** start Source data **

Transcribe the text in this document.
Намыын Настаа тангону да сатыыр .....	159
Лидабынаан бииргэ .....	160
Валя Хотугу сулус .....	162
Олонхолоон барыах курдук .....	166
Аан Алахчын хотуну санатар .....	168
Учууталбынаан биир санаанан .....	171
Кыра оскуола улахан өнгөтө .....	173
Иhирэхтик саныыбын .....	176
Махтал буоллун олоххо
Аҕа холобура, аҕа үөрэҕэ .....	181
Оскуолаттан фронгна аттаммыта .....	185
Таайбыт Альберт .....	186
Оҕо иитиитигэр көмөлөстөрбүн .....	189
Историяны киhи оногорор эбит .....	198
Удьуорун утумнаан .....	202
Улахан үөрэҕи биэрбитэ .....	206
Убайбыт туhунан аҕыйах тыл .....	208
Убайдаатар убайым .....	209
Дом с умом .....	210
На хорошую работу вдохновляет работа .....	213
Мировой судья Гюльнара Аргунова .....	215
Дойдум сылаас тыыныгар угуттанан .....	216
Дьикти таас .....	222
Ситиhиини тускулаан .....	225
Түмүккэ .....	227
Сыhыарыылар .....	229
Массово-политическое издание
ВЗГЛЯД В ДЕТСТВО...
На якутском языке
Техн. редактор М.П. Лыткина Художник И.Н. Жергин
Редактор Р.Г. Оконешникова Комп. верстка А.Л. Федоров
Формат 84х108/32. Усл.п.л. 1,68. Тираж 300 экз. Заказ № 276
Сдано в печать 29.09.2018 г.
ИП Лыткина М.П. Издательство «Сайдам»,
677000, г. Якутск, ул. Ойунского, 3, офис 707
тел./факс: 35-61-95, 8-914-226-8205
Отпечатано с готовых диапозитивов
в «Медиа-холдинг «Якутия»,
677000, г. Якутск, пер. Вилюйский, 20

** end Source data **

## Aim of the exercise
Repeat the material above in full, quoting it exactly.

## Answer in full
Transcribe the text in this document.
Намыын Настаа тангону да сатыыр .....	159
Лидабынаан бииргэ .....	160
Валя Хотугу сулус .....	162
Олонхолоон барыах курдук .....	166
Аан Алахчын хотуну санатар .....	168
Учууталбынаан биир санаанан .....	171
Кыра оскуола улахан өнгөтө .....	173
Иhирэхтик саныыбын .....	176
Махтал буоллун олоххо
Аҕа холобура, аҕа үөрэҕэ .....	181
Оскуолаттан фронгна аттаммыта .....	185
Таайбыт Альберт .....	186
Оҕо иитиитигэр көмөлөстөрбүн .....	189
Историяны киhи оногорор эбит .....	198
Удьуорун утумнаан .....	202
Улахан үөрэҕи биэрбитэ .....	206
Убайбыт туhунан аҕыйах тыл .....	208
Убайдаатар убайым .....	209
Дом с умом .....	210
На хорошую работу вдохновляет работа .....	213
Мировой судья Гюльнара Аргунова .....	215
Дойдум сылаас тыыныгар угуттанан .....	216
Дьикти таас .....	222
Ситиhиини тускулаан .....	225
Түмүккэ .....	227
Сыhыарыылар .....	229
Массово-политическое издание
ВЗГЛЯД В ДЕТСТВО...
На якутском языке
Техн. редактор М.П. Лыткина Художник И.Н. Жергин
Редактор Р.Г. Оконешникова Комп. верстка А.Л. Федоров
Формат 84х108/32. Усл.п.л. 1,68. Тираж 300 экз. Заказ № 276
Сдано в печать 29.09.2018 г.
ИП Лыткина М.П. Издательство «Сайдам»,
677000, г. Якутск, ул. Ойунского, 3, офис 707
тел./факс: 35-61-95, 8-914-226-8205
Отпечатано с готовых диапозитивов
в «Медиа-холдинг «Якутия»,
677000, г. Якутск, пер. Вилюйский, 20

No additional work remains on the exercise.